# start of RECORDS SUPPLIED
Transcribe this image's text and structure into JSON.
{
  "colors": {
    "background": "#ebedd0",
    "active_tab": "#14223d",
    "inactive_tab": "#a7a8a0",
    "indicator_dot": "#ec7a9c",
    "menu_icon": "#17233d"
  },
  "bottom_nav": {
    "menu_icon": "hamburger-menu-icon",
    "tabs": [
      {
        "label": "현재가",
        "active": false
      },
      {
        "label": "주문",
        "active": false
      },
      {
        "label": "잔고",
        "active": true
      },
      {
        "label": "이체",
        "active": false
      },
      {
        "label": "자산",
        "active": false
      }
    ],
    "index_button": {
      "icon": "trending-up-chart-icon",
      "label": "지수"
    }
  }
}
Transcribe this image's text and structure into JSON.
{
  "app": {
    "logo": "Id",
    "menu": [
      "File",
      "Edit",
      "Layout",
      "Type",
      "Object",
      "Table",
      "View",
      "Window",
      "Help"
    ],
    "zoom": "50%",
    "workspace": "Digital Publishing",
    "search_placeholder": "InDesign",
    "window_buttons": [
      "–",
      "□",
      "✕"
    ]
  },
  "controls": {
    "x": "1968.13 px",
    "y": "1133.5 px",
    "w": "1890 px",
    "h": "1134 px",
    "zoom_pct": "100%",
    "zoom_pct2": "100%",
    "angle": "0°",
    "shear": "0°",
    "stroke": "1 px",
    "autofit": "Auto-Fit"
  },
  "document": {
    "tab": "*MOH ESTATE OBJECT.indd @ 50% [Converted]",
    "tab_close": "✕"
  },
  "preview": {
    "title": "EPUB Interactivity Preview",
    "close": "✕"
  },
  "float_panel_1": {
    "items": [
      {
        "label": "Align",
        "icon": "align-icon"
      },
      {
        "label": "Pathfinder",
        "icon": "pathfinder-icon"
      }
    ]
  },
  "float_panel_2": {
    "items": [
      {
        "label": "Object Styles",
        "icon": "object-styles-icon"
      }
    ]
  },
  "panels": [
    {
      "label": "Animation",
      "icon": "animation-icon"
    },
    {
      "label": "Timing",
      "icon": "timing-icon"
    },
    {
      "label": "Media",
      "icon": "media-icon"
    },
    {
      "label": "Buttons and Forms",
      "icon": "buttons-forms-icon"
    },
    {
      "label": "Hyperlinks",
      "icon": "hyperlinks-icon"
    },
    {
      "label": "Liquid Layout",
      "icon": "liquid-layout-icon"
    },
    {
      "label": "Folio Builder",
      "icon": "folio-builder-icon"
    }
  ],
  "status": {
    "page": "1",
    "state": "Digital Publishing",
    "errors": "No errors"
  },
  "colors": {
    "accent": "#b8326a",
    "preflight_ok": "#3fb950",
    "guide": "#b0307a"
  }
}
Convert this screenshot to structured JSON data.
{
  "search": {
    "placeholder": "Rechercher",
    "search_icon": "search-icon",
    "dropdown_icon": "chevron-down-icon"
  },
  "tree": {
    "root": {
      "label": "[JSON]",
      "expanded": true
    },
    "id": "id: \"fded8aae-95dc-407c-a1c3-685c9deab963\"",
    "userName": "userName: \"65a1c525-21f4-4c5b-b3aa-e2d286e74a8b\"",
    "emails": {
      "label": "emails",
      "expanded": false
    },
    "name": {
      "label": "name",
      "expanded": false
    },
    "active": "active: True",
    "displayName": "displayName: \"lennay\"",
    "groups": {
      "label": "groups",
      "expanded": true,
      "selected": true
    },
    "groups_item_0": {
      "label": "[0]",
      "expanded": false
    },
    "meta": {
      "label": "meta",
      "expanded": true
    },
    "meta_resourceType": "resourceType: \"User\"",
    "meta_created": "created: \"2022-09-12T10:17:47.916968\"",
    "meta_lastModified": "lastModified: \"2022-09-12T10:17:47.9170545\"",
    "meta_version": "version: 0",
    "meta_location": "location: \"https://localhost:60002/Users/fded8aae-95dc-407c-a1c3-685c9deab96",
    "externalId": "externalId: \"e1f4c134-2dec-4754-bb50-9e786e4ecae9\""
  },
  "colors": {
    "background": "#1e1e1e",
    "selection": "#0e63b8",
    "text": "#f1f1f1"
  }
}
# end of RECORDS SUPPLIED
GIVEN EXERCISE:
Could you reproduce every record above exactly as it appears?

ANSWER TO THE TASK:
Transcribe this image's text and structure into JSON.
{
  "colors": {
    "background": "#ebedd0",
    "active_tab": "#14223d",
    "inactive_tab": "#a7a8a0",
    "indicator_dot": "#ec7a9c",
    "menu_icon": "#17233d"
  },
  "bottom_nav": {
    "menu_icon": "hamburger-menu-icon",
    "tabs": [
      {
        "label": "현재가",
        "active": false
      },
      {
        "label": "주문",
        "active": false
      },
      {
        "label": "잔고",
        "active": true
      },
      {
        "label": "이체",
        "active": false
      },
      {
        "label": "자산",
        "active": false
      }
    ],
    "index_button": {
      "icon": "trending-up-chart-icon",
      "label": "지수"
    }
  }
}
Transcribe this image's text and structure into JSON.
{
  "app": {
    "logo": "Id",
    "menu": [
      "File",
      "Edit",
      "Layout",
      "Type",
      "Object",
      "Table",
      "View",
      "Window",
      "Help"
    ],
    "zoom": "50%",
    "workspace": "Digital Publishing",
    "search_placeholder": "InDesign",
    "window_buttons": [
      "–",
      "□",
      "✕"
    ]
  },
  "controls": {
    "x": "1968.13 px",
    "y": "1133.5 px",
    "w": "1890 px",
    "h": "1134 px",
    "zoom_pct": "100%",
    "zoom_pct2": "100%",
    "angle": "0°",
    "shear": "0°",
    "stroke": "1 px",
    "autofit": "Auto-Fit"
  },
  "document": {
    "tab": "*MOH ESTATE OBJECT.indd @ 50% [Converted]",
    "tab_close": "✕"
  },
  "preview": {
    "title": "EPUB Interactivity Preview",
    "close": "✕"
  },
  "float_panel_1": {
    "items": [
      {
        "label": "Align",
        "icon": "align-icon"
      },
      {
        "label": "Pathfinder",
        "icon": "pathfinder-icon"
      }
    ]
  },
  "float_panel_2": {
    "items": [
      {
        "label": "Object Styles",
        "icon": "object-styles-icon"
      }
    ]
  },
  "panels": [
    {
      "label": "Animation",
      "icon": "animation-icon"
    },
    {
      "label": "Timing",
      "icon": "timing-icon"
    },
    {
      "label": "Media",
      "icon": "media-icon"
    },
    {
      "label": "Buttons and Forms",
      "icon": "buttons-forms-icon"
    },
    {
      "label": "Hyperlinks",
      "icon": "hyperlinks-icon"
    },
    {
      "label": "Liquid Layout",
      "icon": "liquid-layout-icon"
    },
    {
      "label": "Folio Builder",
      "icon": "folio-builder-icon"
    }
  ],
  "status": {
    "page": "1",
    "state": "Digital Publishing",
    "errors": "No errors"
  },
  "colors": {
    "accent": "#b8326a",
    "preflight_ok": "#3fb950",
    "guide": "#b0307a"
  }
}
Convert this screenshot to structured JSON data.
{
  "search": {
    "placeholder": "Rechercher",
    "search_icon": "search-icon",
    "dropdown_icon": "chevron-down-icon"
  },
  "tree": {
    "root": {
      "label": "[JSON]",
      "expanded": true
    },
    "id": "id: \"fded8aae-95dc-407c-a1c3-685c9deab963\"",
    "userName": "userName: \"65a1c525-21f4-4c5b-b3aa-e2d286e74a8b\"",
    "emails": {
      "label": "emails",
      "expanded": false
    },
    "name": {
      "label": "name",
      "expanded": false
    },
    "active": "active: True",
    "displayName": "displayName: \"lennay\"",
    "groups": {
      "label": "groups",
      "expanded": true,
      "selected": true
    },
    "groups_item_0": {
      "label": "[0]",
      "expanded": false
    },
    "meta": {
      "label": "meta",
      "expanded": true
    },
    "meta_resourceType": "resourceType: \"User\"",
    "meta_created": "created: \"2022-09-12T10:17:47.916968\"",
    "meta_lastModified": "lastModified: \"2022-09-12T10:17:47.9170545\"",
    "meta_version": "version: 0",
    "meta_location": "location: \"https://localhost:60002/Users/fded8aae-95dc-407c-a1c3-685c9deab96",
    "externalId": "externalId: \"e1f4c134-2dec-4754-bb50-9e786e4ecae9\""
  },
  "colors": {
    "background": "#1e1e1e",
    "selection": "#0e63b8",
    "text": "#f1f1f1"
  }
}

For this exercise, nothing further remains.